Dataset records
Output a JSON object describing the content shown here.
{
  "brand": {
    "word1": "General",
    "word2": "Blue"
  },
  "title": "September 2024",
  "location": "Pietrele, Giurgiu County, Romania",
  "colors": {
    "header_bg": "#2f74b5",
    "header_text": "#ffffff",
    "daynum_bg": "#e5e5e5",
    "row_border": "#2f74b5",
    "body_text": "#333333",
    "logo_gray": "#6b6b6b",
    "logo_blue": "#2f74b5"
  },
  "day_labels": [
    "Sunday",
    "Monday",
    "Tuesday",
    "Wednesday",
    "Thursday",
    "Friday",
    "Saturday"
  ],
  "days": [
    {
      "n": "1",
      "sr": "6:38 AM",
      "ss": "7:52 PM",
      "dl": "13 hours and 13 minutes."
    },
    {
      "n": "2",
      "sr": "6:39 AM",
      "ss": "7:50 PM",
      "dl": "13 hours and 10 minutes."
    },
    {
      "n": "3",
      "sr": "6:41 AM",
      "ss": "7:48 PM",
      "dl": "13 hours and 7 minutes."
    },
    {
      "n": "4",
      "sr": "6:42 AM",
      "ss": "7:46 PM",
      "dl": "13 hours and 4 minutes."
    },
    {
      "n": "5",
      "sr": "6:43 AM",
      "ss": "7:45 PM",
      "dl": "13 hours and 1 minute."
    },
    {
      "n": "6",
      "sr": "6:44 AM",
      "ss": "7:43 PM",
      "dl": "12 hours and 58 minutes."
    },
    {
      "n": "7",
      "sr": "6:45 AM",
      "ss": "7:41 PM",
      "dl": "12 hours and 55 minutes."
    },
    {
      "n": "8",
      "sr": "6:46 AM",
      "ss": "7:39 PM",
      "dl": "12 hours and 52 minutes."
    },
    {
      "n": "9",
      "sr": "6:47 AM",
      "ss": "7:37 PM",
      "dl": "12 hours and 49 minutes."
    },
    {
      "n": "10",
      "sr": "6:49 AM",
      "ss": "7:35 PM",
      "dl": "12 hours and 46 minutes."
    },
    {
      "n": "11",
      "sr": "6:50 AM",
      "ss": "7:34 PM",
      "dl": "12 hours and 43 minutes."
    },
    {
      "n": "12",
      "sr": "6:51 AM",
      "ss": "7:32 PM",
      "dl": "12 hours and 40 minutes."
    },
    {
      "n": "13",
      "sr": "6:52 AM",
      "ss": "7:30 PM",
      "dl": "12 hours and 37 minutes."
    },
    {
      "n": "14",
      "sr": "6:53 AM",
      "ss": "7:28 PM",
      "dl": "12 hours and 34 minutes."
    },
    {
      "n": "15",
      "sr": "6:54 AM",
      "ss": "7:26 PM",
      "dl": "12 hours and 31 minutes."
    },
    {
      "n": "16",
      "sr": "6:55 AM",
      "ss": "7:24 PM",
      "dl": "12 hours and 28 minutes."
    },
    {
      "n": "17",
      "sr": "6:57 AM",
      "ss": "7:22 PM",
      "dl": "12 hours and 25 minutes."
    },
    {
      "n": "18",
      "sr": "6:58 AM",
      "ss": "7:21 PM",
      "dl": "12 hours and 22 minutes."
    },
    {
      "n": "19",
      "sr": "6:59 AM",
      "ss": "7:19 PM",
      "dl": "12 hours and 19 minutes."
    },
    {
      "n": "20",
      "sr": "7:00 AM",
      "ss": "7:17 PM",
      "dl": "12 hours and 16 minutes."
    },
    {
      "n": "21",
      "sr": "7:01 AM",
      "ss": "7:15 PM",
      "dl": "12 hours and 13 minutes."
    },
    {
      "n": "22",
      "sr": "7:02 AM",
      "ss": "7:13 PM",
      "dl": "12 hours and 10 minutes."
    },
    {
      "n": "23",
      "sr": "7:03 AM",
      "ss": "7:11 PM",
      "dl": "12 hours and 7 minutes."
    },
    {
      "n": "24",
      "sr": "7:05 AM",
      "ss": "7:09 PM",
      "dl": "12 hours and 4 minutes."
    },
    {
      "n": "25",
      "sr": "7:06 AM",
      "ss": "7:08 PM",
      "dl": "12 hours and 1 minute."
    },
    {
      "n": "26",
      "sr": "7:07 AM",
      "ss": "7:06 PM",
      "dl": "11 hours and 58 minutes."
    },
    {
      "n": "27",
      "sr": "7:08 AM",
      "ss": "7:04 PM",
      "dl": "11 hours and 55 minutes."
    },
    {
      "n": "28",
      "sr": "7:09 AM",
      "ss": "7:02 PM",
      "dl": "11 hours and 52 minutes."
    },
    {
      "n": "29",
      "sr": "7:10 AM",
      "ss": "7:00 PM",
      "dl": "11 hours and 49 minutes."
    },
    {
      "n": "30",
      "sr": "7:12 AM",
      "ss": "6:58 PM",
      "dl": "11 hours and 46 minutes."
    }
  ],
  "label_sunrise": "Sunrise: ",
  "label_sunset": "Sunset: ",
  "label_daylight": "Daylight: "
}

Exercise
Output all of the data again, exactly.

Complete answer
Output a JSON object describing the content shown here.
{
  "brand": {
    "word1": "General",
    "word2": "Blue"
  },
  "title": "September 2024",
  "location": "Pietrele, Giurgiu County, Romania",
  "colors": {
    "header_bg": "#2f74b5",
    "header_text": "#ffffff",
    "daynum_bg": "#e5e5e5",
    "row_border": "#2f74b5",
    "body_text": "#333333",
    "logo_gray": "#6b6b6b",
    "logo_blue": "#2f74b5"
  },
  "day_labels": [
    "Sunday",
    "Monday",
    "Tuesday",
    "Wednesday",
    "Thursday",
    "Friday",
    "Saturday"
  ],
  "days": [
    {
      "n": "1",
      "sr": "6:38 AM",
      "ss": "7:52 PM",
      "dl": "13 hours and 13 minutes."
    },
    {
      "n": "2",
      "sr": "6:39 AM",
      "ss": "7:50 PM",
      "dl": "13 hours and 10 minutes."
    },
    {
      "n": "3",
      "sr": "6:41 AM",
      "ss": "7:48 PM",
      "dl": "13 hours and 7 minutes."
    },
    {
      "n": "4",
      "sr": "6:42 AM",
      "ss": "7:46 PM",
      "dl": "13 hours and 4 minutes."
    },
    {
      "n": "5",
      "sr": "6:43 AM",
      "ss": "7:45 PM",
      "dl": "13 hours and 1 minute."
    },
    {
      "n": "6",
      "sr": "6:44 AM",
      "ss": "7:43 PM",
      "dl": "12 hours and 58 minutes."
    },
    {
      "n": "7",
      "sr": "6:45 AM",
      "ss": "7:41 PM",
      "dl": "12 hours and 55 minutes."
    },
    {
      "n": "8",
      "sr": "6:46 AM",
      "ss": "7:39 PM",
      "dl": "12 hours and 52 minutes."
    },
    {
      "n": "9",
      "sr": "6:47 AM",
      "ss": "7:37 PM",
      "dl": "12 hours and 49 minutes."
    },
    {
      "n": "10",
      "sr": "6:49 AM",
      "ss": "7:35 PM",
      "dl": "12 hours and 46 minutes."
    },
    {
      "n": "11",
      "sr": "6:50 AM",
      "ss": "7:34 PM",
      "dl": "12 hours and 43 minutes."
    },
    {
      "n": "12",
      "sr": "6:51 AM",
      "ss": "7:32 PM",
      "dl": "12 hours and 40 minutes."
    },
    {
      "n": "13",
      "sr": "6:52 AM",
      "ss": "7:30 PM",
      "dl": "12 hours and 37 minutes."
    },
    {
      "n": "14",
      "sr": "6:53 AM",
      "ss": "7:28 PM",
      "dl": "12 hours and 34 minutes."
    },
    {
      "n": "15",
      "sr": "6:54 AM",
      "ss": "7:26 PM",
      "dl": "12 hours and 31 minutes."
    },
    {
      "n": "16",
      "sr": "6:55 AM",
      "ss": "7:24 PM",
      "dl": "12 hours and 28 minutes."
    },
    {
      "n": "17",
      "sr": "6:57 AM",
      "ss": "7:22 PM",
      "dl": "12 hours and 25 minutes."
    },
    {
      "n": "18",
      "sr": "6:58 AM",
      "ss": "7:21 PM",
      "dl": "12 hours and 22 minutes."
    },
    {
      "n": "19",
      "sr": "6:59 AM",
      "ss": "7:19 PM",
      "dl": "12 hours and 19 minutes."
    },
    {
      "n": "20",
      "sr": "7:00 AM",
      "ss": "7:17 PM",
      "dl": "12 hours and 16 minutes."
    },
    {
      "n": "21",
      "sr": "7:01 AM",
      "ss": "7:15 PM",
      "dl": "12 hours and 13 minutes."
    },
    {
      "n": "22",
      "sr": "7:02 AM",
      "ss": "7:13 PM",
      "dl": "12 hours and 10 minutes."
    },
    {
      "n": "23",
      "sr": "7:03 AM",
      "ss": "7:11 PM",
      "dl": "12 hours and 7 minutes."
    },
    {
      "n": "24",
      "sr": "7:05 AM",
      "ss": "7:09 PM",
      "dl": "12 hours and 4 minutes."
    },
    {
      "n": "25",
      "sr": "7:06 AM",
      "ss": "7:08 PM",
      "dl": "12 hours and 1 minute."
    },
    {
      "n": "26",
      "sr": "7:07 AM",
      "ss": "7:06 PM",
      "dl": "11 hours and 58 minutes."
    },
    {
      "n": "27",
      "sr": "7:08 AM",
      "ss": "7:04 PM",
      "dl": "11 hours and 55 minutes."
    },
    {
      "n": "28",
      "sr": "7:09 AM",
      "ss": "7:02 PM",
      "dl": "11 hours and 52 minutes."
    },
    {
      "n": "29",
      "sr": "7:10 AM",
      "ss": "7:00 PM",
      "dl": "11 hours and 49 minutes."
    },
    {
      "n": "30",
      "sr": "7:12 AM",
      "ss": "6:58 PM",
      "dl": "11 hours and 46 minutes."
    }
  ],
  "label_sunrise": "Sunrise: ",
  "label_sunset": "Sunset: ",
  "label_daylight": "Daylight: "
}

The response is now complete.